Stated goal — Identify every line in the records below that contains the word "тревожность", and reproduce each one.

Dataset content —

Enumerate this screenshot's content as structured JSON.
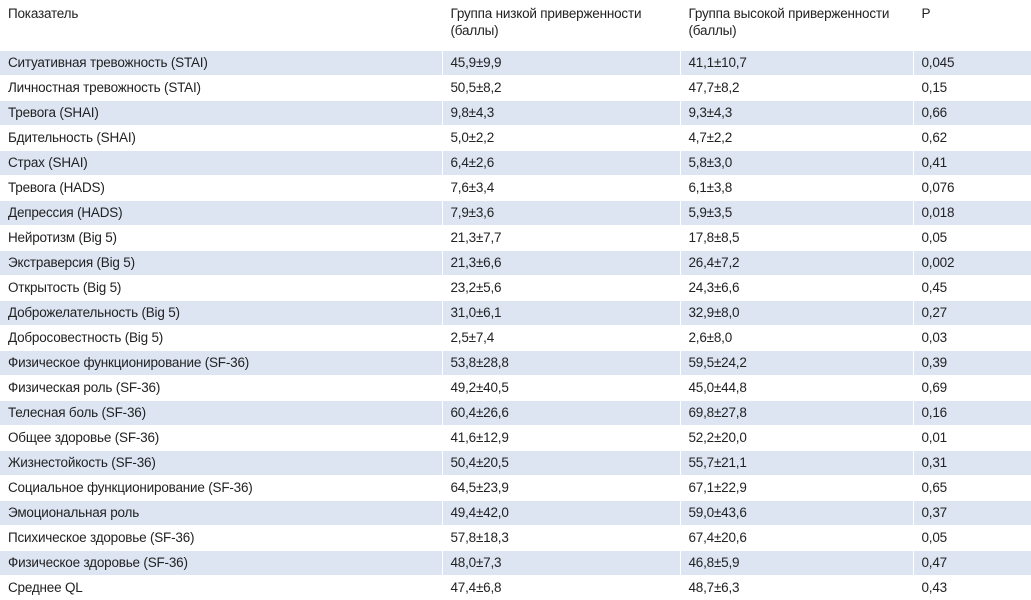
{
  "table": {
    "headers": [
      "Показатель",
      "Группа низкой приверженности (баллы)",
      "Группа высокой приверженности (баллы)",
      "P"
    ],
    "rows": [
      [
        "Ситуативная тревожность (STAI)",
        "45,9±9,9",
        "41,1±10,7",
        "0,045"
      ],
      [
        "Личностная тревожность (STAI)",
        "50,5±8,2",
        "47,7±8,2",
        "0,15"
      ],
      [
        "Тревога (SHAI)",
        "9,8±4,3",
        "9,3±4,3",
        "0,66"
      ],
      [
        "Бдительность (SHAI)",
        "5,0±2,2",
        "4,7±2,2",
        "0,62"
      ],
      [
        "Страх (SHAI)",
        "6,4±2,6",
        "5,8±3,0",
        "0,41"
      ],
      [
        "Тревога (HADS)",
        "7,6±3,4",
        "6,1±3,8",
        "0,076"
      ],
      [
        "Депрессия (HADS)",
        "7,9±3,6",
        "5,9±3,5",
        "0,018"
      ],
      [
        "Нейротизм (Big 5)",
        "21,3±7,7",
        "17,8±8,5",
        "0,05"
      ],
      [
        "Экстраверсия (Big 5)",
        "21,3±6,6",
        "26,4±7,2",
        "0,002"
      ],
      [
        "Открытость (Big 5)",
        "23,2±5,6",
        "24,3±6,6",
        "0,45"
      ],
      [
        "Доброжелательность (Big 5)",
        "31,0±6,1",
        "32,9±8,0",
        "0,27"
      ],
      [
        "Добросовестность (Big 5)",
        "2,5±7,4",
        "2,6±8,0",
        "0,03"
      ],
      [
        "Физическое функционирование (SF-36)",
        "53,8±28,8",
        "59,5±24,2",
        "0,39"
      ],
      [
        "Физическая роль (SF-36)",
        "49,2±40,5",
        "45,0±44,8",
        "0,69"
      ],
      [
        "Телесная боль (SF-36)",
        "60,4±26,6",
        "69,8±27,8",
        "0,16"
      ],
      [
        "Общее здоровье (SF-36)",
        "41,6±12,9",
        "52,2±20,0",
        "0,01"
      ],
      [
        "Жизнестойкость (SF-36)",
        "50,4±20,5",
        "55,7±21,1",
        "0,31"
      ],
      [
        "Социальное функционирование (SF-36)",
        "64,5±23,9",
        "67,1±22,9",
        "0,65"
      ],
      [
        "Эмоциональная роль",
        "49,4±42,0",
        "59,0±43,6",
        "0,37"
      ],
      [
        "Психическое здоровье (SF-36)",
        "57,8±18,3",
        "67,4±20,6",
        "0,05"
      ],
      [
        "Физическое здоровье (SF-36)",
        "48,0±7,3",
        "46,8±5,9",
        "0,47"
      ],
      [
        "Среднее QL",
        "47,4±6,8",
        "48,7±6,3",
        "0,43"
      ]
    ]
  }
}
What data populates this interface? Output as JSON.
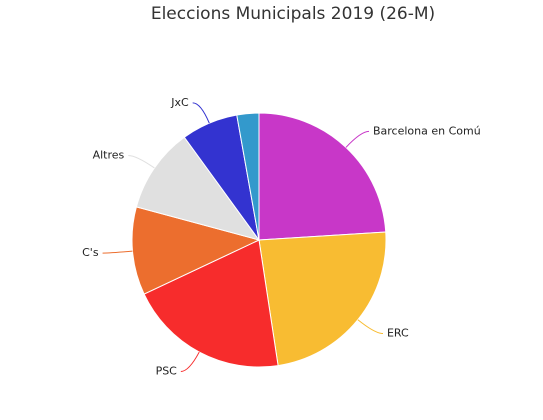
{
  "chart_data": {
    "type": "pie",
    "title": "Eleccions Municipals 2019 (26-M)",
    "categories": [
      "Barcelona en Comú",
      "ERC",
      "PSC",
      "C's",
      "Altres",
      "JxC",
      null
    ],
    "values": [
      24,
      23.6,
      20.4,
      11.2,
      10.8,
      7.2,
      2.8
    ],
    "colors": [
      "#c837c8",
      "#f8bc32",
      "#f72c2c",
      "#ec6e2e",
      "#e0e0e0",
      "#3333d0",
      "#3399cc"
    ]
  }
}
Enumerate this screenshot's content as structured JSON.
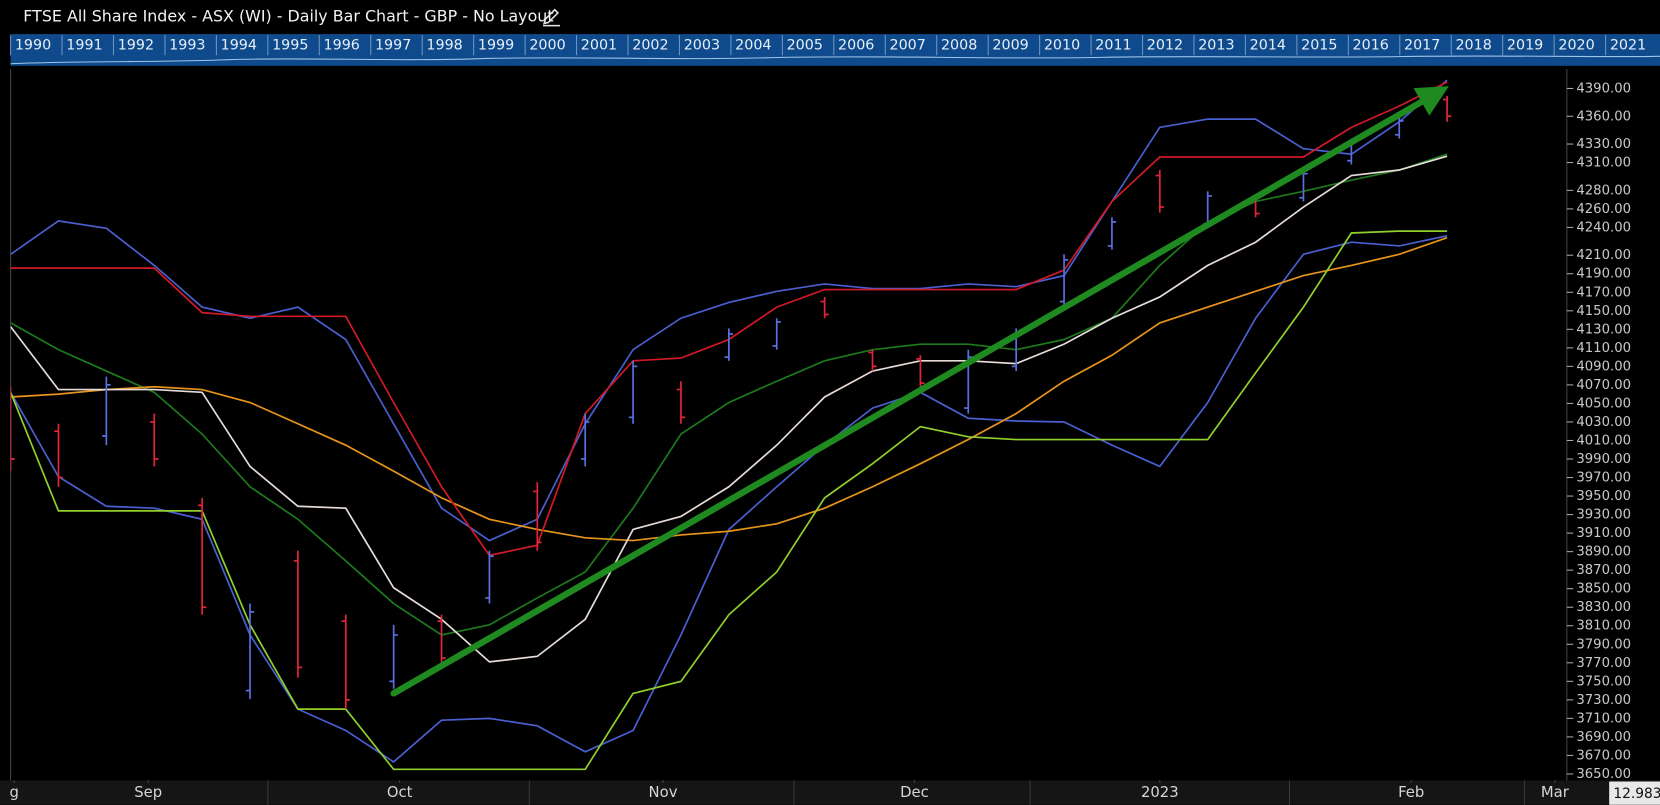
{
  "chart_data": {
    "type": "ohlc",
    "title": "FTSE All Share Index - ASX (WI) - Daily Bar Chart - GBP - No Layout",
    "navigator_years": [
      "1990",
      "1991",
      "1992",
      "1993",
      "1994",
      "1995",
      "1996",
      "1997",
      "1998",
      "1999",
      "2000",
      "2001",
      "2002",
      "2003",
      "2004",
      "2005",
      "2006",
      "2007",
      "2008",
      "2009",
      "2010",
      "2011",
      "2012",
      "2013",
      "2014",
      "2015",
      "2016",
      "2017",
      "2018",
      "2019",
      "2020",
      "2021"
    ],
    "cursor_value": "12.983",
    "xlim": [
      0,
      130
    ],
    "xticks": [
      {
        "value": 0.3,
        "label": "g"
      },
      {
        "value": 11.5,
        "label": "Sep"
      },
      {
        "value": 32.5,
        "label": "Oct"
      },
      {
        "value": 54.5,
        "label": "Nov"
      },
      {
        "value": 75.5,
        "label": "Dec"
      },
      {
        "value": 96,
        "label": "2023"
      },
      {
        "value": 117,
        "label": "Feb"
      },
      {
        "value": 129,
        "label": "Mar"
      }
    ],
    "ylim": [
      3643,
      4411
    ],
    "yticks": [
      {
        "value": 4390,
        "label": "4390.00"
      },
      {
        "value": 4360,
        "label": "4360.00"
      },
      {
        "value": 4330,
        "label": "4330.00"
      },
      {
        "value": 4310,
        "label": "4310.00"
      },
      {
        "value": 4280,
        "label": "4280.00"
      },
      {
        "value": 4260,
        "label": "4260.00"
      },
      {
        "value": 4240,
        "label": "4240.00"
      },
      {
        "value": 4210,
        "label": "4210.00"
      },
      {
        "value": 4190,
        "label": "4190.00"
      },
      {
        "value": 4170,
        "label": "4170.00"
      },
      {
        "value": 4150,
        "label": "4150.00"
      },
      {
        "value": 4130,
        "label": "4130.00"
      },
      {
        "value": 4110,
        "label": "4110.00"
      },
      {
        "value": 4090,
        "label": "4090.00"
      },
      {
        "value": 4070,
        "label": "4070.00"
      },
      {
        "value": 4050,
        "label": "4050.00"
      },
      {
        "value": 4030,
        "label": "4030.00"
      },
      {
        "value": 4010,
        "label": "4010.00"
      },
      {
        "value": 3990,
        "label": "3990.00"
      },
      {
        "value": 3970,
        "label": "3970.00"
      },
      {
        "value": 3950,
        "label": "3950.00"
      },
      {
        "value": 3930,
        "label": "3930.00"
      },
      {
        "value": 3910,
        "label": "3910.00"
      },
      {
        "value": 3890,
        "label": "3890.00"
      },
      {
        "value": 3870,
        "label": "3870.00"
      },
      {
        "value": 3850,
        "label": "3850.00"
      },
      {
        "value": 3830,
        "label": "3830.00"
      },
      {
        "value": 3810,
        "label": "3810.00"
      },
      {
        "value": 3790,
        "label": "3790.00"
      },
      {
        "value": 3770,
        "label": "3770.00"
      },
      {
        "value": 3750,
        "label": "3750.00"
      },
      {
        "value": 3730,
        "label": "3730.00"
      },
      {
        "value": 3710,
        "label": "3710.00"
      },
      {
        "value": 3690,
        "label": "3690.00"
      },
      {
        "value": 3670,
        "label": "3670.00"
      },
      {
        "value": 3650,
        "label": "3650.00"
      }
    ],
    "x": [
      0,
      4,
      8,
      12,
      16,
      20,
      24,
      28,
      32,
      36,
      40,
      44,
      48,
      52,
      56,
      60,
      64,
      68,
      72,
      76,
      80,
      84,
      88,
      92,
      96,
      100,
      104,
      108,
      112,
      116,
      120
    ],
    "open": [
      4050,
      4020,
      4015,
      4030,
      3940,
      3740,
      3880,
      3815,
      3750,
      3815,
      3840,
      3955,
      3990,
      4035,
      4065,
      4100,
      4112,
      4160,
      4105,
      4098,
      4045,
      4090,
      4160,
      4220,
      4296,
      4244,
      4270,
      4272,
      4312,
      4340,
      4378
    ],
    "high": [
      4068,
      4028,
      4079,
      4039,
      3948,
      3834,
      3891,
      3822,
      3811,
      3822,
      3891,
      3965,
      4039,
      4096,
      4074,
      4131,
      4142,
      4165,
      4108,
      4102,
      4108,
      4131,
      4211,
      4251,
      4302,
      4279,
      4274,
      4302,
      4336,
      4359,
      4382
    ],
    "low": [
      3977,
      3960,
      4005,
      3982,
      3822,
      3731,
      3754,
      3720,
      3742,
      3765,
      3834,
      3891,
      3982,
      4028,
      4028,
      4096,
      4108,
      4142,
      4085,
      4068,
      4039,
      4085,
      4154,
      4216,
      4256,
      4239,
      4251,
      4268,
      4308,
      4336,
      4354
    ],
    "close": [
      3990,
      3970,
      4070,
      3990,
      3830,
      3825,
      3765,
      3730,
      3800,
      3775,
      3885,
      3900,
      4030,
      4090,
      4035,
      4125,
      4138,
      4146,
      4090,
      4072,
      4100,
      4125,
      4205,
      4246,
      4262,
      4274,
      4255,
      4298,
      4332,
      4355,
      4360
    ],
    "up_color": "#5a6fe0",
    "down_color": "#e0263a",
    "series": [
      {
        "color": "#4a5fd0",
        "values": [
          4211,
          4247,
          4239,
          4199,
          4154,
          4142,
          4154,
          4119,
          4028,
          3937,
          3902,
          3925,
          4028,
          4108,
          4142,
          4159,
          4171,
          4179,
          4174,
          4174,
          4179,
          4176,
          4188,
          4268,
          4348,
          4357,
          4357,
          4325,
          4319,
          4354,
          4399
        ]
      },
      {
        "color": "#4a5fd0",
        "values": [
          4062,
          3971,
          3939,
          3937,
          3925,
          3800,
          3720,
          3697,
          3663,
          3708,
          3710,
          3702,
          3674,
          3697,
          3800,
          3914,
          3960,
          4005,
          4045,
          4062,
          4034,
          4031,
          4030,
          4005,
          3982,
          4051,
          4142,
          4211,
          4224,
          4220,
          4231
        ]
      },
      {
        "color": "#1d7a1d",
        "values": [
          4137,
          4108,
          4085,
          4062,
          4017,
          3960,
          3925,
          3880,
          3834,
          3800,
          3811,
          3840,
          3868,
          3937,
          4017,
          4051,
          4074,
          4096,
          4108,
          4114,
          4114,
          4108,
          4119,
          4142,
          4199,
          4245,
          4268,
          4279,
          4291,
          4302,
          4319
        ]
      },
      {
        "color": "#e8941a",
        "values": [
          4057,
          4060,
          4065,
          4068,
          4065,
          4051,
          4028,
          4005,
          3977,
          3948,
          3925,
          3914,
          3905,
          3902,
          3908,
          3912,
          3920,
          3937,
          3960,
          3985,
          4011,
          4039,
          4074,
          4102,
          4137,
          4154,
          4171,
          4188,
          4199,
          4211,
          4229
        ]
      },
      {
        "color": "#e6dbd6",
        "values": [
          4133,
          4065,
          4065,
          4065,
          4062,
          3982,
          3939,
          3937,
          3851,
          3817,
          3771,
          3777,
          3817,
          3914,
          3928,
          3960,
          4005,
          4057,
          4085,
          4096,
          4096,
          4093,
          4114,
          4142,
          4165,
          4199,
          4224,
          4262,
          4296,
          4302,
          4317
        ]
      },
      {
        "color": "#d11a26",
        "values": [
          4196,
          4196,
          4196,
          4196,
          4148,
          4144,
          4144,
          4144,
          4051,
          3960,
          3886,
          3897,
          4039,
          4096,
          4099,
          4119,
          4154,
          4173,
          4173,
          4173,
          4173,
          4173,
          4194,
          4268,
          4316,
          4316,
          4316,
          4316,
          4348,
          4371,
          4397
        ]
      },
      {
        "color": "#8fd12a",
        "values": [
          4062,
          3934,
          3934,
          3934,
          3934,
          3811,
          3720,
          3720,
          3655,
          3655,
          3655,
          3655,
          3655,
          3737,
          3750,
          3822,
          3868,
          3948,
          3985,
          4025,
          4014,
          4011,
          4011,
          4011,
          4011,
          4011,
          4083,
          4154,
          4234,
          4236,
          4236
        ]
      }
    ],
    "trendline": {
      "color": "#1f8a1f",
      "x": [
        32,
        119
      ],
      "y": [
        3737,
        4384
      ]
    }
  }
}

Reply to the exercise —
        "Ситуативная тревожность (STAI)",
        "Личностная тревожность (STAI)",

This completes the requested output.